■ INSTRUCTIONS TO FOLLOW ■
Work out how many lines in the listing below include the word "OTHER"; answer with the number alone.

■ RECORDED INFORMATION ■
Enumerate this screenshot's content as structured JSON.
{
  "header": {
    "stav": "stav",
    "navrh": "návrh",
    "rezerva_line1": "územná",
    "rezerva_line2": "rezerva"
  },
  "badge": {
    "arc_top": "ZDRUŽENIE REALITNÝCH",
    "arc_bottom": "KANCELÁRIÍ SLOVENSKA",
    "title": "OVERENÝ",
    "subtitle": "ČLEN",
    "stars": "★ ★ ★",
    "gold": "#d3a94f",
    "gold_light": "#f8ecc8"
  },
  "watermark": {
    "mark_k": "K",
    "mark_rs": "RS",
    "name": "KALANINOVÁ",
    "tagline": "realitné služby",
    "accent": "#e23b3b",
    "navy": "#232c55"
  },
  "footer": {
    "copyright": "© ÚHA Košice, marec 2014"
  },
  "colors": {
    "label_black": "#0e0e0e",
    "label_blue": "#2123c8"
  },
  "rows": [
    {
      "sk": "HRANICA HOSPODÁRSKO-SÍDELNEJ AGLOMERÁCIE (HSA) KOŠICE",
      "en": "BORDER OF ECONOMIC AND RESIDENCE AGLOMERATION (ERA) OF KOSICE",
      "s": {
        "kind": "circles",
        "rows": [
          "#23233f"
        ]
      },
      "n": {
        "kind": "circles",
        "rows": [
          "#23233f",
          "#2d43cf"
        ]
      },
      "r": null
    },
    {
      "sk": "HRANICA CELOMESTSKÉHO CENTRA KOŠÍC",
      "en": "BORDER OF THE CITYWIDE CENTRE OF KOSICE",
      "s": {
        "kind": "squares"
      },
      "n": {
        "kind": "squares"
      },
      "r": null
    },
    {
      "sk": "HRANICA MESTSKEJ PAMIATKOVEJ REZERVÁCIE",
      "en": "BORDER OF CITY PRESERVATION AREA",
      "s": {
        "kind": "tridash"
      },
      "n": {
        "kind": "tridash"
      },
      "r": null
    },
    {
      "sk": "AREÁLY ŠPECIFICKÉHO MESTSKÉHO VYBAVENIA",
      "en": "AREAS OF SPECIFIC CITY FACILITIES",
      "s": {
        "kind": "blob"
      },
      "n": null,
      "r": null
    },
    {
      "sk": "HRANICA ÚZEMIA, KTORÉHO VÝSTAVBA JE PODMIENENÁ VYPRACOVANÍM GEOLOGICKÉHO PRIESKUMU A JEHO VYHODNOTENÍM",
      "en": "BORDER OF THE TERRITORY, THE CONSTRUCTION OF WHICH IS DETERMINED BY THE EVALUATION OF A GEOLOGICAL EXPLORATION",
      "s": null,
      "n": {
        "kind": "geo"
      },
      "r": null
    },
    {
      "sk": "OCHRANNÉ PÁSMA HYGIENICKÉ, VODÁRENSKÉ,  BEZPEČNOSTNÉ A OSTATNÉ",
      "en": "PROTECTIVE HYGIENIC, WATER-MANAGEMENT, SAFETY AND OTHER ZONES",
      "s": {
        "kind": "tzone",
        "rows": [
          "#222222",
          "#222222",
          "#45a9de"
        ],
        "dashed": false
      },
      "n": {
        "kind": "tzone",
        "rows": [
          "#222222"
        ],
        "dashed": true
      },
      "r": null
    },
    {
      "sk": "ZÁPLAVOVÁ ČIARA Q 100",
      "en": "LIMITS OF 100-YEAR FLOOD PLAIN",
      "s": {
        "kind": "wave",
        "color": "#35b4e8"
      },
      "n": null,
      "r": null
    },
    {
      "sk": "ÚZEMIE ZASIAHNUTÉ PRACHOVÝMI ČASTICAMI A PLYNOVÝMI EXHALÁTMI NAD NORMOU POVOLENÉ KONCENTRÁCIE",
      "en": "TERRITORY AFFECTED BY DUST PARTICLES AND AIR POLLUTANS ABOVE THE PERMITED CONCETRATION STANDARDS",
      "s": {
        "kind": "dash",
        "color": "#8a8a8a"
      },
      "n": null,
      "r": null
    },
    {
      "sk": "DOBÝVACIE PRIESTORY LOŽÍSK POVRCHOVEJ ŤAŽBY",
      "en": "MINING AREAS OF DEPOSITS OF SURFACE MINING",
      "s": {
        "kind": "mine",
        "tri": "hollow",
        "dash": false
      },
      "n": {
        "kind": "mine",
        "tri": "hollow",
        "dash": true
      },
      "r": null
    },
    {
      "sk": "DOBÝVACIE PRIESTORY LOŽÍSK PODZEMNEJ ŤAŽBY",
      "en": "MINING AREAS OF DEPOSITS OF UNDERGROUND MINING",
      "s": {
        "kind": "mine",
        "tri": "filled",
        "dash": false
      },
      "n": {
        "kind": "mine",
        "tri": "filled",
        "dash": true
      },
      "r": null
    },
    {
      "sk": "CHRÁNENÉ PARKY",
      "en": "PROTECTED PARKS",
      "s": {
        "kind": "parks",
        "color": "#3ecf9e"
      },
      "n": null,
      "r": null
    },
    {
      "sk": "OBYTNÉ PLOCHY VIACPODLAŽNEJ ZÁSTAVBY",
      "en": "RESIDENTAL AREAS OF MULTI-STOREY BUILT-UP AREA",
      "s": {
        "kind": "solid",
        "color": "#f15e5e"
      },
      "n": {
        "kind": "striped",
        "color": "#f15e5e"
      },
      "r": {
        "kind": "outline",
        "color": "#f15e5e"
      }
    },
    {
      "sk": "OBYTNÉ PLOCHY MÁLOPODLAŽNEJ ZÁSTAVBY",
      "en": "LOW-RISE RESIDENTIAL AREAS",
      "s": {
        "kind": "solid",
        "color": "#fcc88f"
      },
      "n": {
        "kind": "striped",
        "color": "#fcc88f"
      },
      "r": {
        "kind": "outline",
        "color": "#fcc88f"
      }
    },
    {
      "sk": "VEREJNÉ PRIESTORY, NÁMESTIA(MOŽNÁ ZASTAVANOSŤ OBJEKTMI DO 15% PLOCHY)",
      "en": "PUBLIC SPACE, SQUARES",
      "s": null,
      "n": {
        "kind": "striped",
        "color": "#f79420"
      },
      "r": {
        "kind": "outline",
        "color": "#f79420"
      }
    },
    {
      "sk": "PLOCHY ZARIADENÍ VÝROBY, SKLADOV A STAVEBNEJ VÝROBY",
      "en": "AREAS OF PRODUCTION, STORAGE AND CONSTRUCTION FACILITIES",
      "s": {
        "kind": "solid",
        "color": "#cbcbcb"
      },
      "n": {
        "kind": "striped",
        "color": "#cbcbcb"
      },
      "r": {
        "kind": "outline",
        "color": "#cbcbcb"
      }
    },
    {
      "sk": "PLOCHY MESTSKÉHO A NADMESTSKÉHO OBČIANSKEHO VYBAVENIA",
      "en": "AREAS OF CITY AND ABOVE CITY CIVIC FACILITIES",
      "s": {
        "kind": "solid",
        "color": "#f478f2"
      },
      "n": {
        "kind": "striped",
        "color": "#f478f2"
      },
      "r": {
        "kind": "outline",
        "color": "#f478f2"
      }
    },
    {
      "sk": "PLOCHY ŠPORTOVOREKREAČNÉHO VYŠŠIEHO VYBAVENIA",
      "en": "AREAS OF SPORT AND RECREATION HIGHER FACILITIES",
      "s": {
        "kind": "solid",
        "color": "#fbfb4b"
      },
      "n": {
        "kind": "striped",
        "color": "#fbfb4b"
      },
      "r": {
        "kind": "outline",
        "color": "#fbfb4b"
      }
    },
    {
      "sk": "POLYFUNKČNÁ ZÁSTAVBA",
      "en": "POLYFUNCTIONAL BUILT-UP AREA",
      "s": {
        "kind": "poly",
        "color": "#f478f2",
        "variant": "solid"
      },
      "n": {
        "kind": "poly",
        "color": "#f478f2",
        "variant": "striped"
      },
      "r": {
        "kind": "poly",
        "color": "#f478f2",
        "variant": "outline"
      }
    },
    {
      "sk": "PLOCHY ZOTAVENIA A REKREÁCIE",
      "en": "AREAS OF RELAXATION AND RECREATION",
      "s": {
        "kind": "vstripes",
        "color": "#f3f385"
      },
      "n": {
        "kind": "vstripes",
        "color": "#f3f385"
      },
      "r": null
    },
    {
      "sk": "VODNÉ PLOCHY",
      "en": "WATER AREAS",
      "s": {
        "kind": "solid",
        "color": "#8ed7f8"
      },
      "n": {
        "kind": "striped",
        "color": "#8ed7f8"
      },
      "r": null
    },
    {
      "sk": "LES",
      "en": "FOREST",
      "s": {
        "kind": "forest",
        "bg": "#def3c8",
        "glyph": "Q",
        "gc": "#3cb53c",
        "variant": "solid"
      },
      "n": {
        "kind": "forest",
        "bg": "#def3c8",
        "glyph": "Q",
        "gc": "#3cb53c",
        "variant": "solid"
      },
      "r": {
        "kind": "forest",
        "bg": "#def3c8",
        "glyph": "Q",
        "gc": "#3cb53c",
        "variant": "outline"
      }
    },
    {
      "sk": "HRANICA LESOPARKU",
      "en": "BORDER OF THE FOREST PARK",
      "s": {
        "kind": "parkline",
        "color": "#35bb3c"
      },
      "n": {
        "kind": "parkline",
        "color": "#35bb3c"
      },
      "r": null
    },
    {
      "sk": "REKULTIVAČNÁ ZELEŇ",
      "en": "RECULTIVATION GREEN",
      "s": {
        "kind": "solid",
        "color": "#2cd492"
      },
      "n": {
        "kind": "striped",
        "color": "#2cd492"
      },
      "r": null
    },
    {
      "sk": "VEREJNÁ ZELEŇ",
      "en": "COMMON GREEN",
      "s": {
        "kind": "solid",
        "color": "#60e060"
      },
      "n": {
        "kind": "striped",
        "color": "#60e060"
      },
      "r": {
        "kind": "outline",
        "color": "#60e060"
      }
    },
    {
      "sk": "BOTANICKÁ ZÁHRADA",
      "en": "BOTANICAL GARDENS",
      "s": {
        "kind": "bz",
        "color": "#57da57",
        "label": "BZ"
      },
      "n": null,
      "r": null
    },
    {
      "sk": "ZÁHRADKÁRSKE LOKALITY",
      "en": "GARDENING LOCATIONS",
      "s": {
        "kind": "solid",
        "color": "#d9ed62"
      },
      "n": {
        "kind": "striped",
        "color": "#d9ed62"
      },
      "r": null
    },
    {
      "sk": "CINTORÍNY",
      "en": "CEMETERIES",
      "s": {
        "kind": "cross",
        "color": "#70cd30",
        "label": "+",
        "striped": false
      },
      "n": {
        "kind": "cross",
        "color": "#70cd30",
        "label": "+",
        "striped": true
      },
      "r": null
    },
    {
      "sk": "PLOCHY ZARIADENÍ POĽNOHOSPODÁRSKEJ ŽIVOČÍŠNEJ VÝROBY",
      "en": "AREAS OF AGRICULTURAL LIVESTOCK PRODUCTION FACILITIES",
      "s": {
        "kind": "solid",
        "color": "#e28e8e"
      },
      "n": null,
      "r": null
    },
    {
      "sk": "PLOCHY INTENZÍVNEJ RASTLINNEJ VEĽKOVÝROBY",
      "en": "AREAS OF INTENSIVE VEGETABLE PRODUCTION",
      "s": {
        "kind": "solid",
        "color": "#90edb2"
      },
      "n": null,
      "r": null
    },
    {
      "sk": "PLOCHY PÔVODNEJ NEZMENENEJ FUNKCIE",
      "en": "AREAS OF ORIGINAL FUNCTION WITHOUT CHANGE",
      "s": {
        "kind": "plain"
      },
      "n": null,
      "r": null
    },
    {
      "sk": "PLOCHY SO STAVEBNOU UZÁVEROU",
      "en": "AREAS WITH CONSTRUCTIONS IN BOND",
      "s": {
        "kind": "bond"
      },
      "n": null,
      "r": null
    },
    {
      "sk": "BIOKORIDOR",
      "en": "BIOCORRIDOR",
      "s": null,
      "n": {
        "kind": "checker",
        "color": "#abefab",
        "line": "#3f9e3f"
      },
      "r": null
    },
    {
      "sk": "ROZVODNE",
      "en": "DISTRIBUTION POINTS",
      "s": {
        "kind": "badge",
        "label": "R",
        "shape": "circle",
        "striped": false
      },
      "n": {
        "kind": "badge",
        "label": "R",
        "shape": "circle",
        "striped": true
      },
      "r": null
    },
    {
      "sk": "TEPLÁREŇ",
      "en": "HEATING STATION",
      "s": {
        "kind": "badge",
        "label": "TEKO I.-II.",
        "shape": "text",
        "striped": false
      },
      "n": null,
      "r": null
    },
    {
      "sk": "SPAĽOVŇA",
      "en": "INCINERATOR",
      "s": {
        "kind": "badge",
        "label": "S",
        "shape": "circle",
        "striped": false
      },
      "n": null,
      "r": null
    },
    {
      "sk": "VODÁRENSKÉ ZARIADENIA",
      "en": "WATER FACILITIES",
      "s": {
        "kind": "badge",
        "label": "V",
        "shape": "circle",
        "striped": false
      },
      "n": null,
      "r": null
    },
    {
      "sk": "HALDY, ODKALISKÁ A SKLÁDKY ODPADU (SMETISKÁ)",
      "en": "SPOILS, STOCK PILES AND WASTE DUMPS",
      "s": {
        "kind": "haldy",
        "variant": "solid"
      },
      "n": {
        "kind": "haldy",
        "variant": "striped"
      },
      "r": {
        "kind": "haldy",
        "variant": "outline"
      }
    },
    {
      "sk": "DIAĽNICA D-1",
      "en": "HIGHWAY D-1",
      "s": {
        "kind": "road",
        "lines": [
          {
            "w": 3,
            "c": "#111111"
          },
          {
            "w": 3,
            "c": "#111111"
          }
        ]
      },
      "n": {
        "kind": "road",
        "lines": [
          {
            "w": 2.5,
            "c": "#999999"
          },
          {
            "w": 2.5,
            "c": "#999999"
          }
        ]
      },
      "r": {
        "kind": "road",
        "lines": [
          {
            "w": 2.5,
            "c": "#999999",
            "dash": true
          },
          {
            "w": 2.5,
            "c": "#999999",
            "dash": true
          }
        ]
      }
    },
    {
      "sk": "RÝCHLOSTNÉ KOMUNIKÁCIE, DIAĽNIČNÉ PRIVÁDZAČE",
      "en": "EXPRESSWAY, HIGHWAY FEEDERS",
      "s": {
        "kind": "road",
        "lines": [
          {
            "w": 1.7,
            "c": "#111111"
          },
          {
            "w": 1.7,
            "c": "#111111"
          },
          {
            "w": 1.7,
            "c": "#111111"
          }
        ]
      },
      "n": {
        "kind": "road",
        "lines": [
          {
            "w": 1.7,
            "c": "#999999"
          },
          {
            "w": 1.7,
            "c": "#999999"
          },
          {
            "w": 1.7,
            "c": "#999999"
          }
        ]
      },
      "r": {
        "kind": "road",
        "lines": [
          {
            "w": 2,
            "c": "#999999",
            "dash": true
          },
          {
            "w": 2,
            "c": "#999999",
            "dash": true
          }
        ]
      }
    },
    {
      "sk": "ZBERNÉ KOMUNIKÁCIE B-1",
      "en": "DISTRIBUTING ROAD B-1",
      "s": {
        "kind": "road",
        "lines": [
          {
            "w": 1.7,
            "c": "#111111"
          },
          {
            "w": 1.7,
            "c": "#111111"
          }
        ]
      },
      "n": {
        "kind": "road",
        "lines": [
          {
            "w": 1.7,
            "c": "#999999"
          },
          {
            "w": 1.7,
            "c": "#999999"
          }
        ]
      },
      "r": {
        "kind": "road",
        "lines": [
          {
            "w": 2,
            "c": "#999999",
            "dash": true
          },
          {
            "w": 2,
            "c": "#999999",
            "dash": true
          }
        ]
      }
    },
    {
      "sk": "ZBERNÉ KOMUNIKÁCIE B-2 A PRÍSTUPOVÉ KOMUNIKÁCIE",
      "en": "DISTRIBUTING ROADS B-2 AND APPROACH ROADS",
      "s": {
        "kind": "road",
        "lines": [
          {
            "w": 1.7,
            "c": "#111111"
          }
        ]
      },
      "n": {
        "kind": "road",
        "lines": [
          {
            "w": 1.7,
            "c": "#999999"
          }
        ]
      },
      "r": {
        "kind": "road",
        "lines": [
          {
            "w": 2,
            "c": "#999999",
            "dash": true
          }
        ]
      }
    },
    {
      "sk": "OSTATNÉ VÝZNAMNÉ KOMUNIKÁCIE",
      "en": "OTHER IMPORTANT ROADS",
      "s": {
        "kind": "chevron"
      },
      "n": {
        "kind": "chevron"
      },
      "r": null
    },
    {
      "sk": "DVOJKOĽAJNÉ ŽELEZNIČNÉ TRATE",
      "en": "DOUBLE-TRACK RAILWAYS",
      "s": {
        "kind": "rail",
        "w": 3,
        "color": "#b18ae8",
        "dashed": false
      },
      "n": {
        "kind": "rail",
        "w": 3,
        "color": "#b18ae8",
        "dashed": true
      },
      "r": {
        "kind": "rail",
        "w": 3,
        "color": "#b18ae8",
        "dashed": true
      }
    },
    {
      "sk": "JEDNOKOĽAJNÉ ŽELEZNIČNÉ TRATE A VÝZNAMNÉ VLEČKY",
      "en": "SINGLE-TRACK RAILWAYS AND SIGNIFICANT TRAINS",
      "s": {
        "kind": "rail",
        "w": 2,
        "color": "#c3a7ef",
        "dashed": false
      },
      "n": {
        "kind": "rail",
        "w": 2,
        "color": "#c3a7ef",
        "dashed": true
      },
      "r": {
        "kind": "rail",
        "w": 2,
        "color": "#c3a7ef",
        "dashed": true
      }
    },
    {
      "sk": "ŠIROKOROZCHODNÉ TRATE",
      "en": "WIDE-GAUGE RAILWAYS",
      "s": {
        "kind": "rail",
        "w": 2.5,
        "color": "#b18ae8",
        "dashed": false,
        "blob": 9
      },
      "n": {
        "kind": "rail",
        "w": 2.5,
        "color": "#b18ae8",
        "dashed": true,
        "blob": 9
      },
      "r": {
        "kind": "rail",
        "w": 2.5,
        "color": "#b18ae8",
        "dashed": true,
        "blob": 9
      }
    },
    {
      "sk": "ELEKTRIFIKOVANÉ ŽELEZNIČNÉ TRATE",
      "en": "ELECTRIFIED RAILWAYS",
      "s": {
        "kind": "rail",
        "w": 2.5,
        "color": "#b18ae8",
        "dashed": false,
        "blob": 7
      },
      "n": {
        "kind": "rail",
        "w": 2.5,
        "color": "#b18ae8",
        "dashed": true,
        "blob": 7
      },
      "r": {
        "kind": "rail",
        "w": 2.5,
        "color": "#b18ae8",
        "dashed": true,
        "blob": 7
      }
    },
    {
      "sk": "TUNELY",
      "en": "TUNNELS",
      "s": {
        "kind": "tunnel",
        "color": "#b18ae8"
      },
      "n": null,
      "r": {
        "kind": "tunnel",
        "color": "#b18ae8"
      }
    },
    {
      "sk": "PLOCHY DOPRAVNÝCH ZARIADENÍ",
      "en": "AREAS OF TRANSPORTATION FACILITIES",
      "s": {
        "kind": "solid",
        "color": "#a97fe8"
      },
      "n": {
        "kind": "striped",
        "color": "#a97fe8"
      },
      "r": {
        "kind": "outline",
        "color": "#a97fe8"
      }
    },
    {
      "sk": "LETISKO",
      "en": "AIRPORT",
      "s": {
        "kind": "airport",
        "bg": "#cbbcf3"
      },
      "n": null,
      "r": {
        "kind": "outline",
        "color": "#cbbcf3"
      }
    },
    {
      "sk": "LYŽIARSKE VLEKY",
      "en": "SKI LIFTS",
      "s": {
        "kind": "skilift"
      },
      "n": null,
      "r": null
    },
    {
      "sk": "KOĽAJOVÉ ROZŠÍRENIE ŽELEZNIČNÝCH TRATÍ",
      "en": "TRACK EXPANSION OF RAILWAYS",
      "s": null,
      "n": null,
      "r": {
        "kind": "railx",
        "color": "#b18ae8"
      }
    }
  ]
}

■ TASK OUTPUT ■
2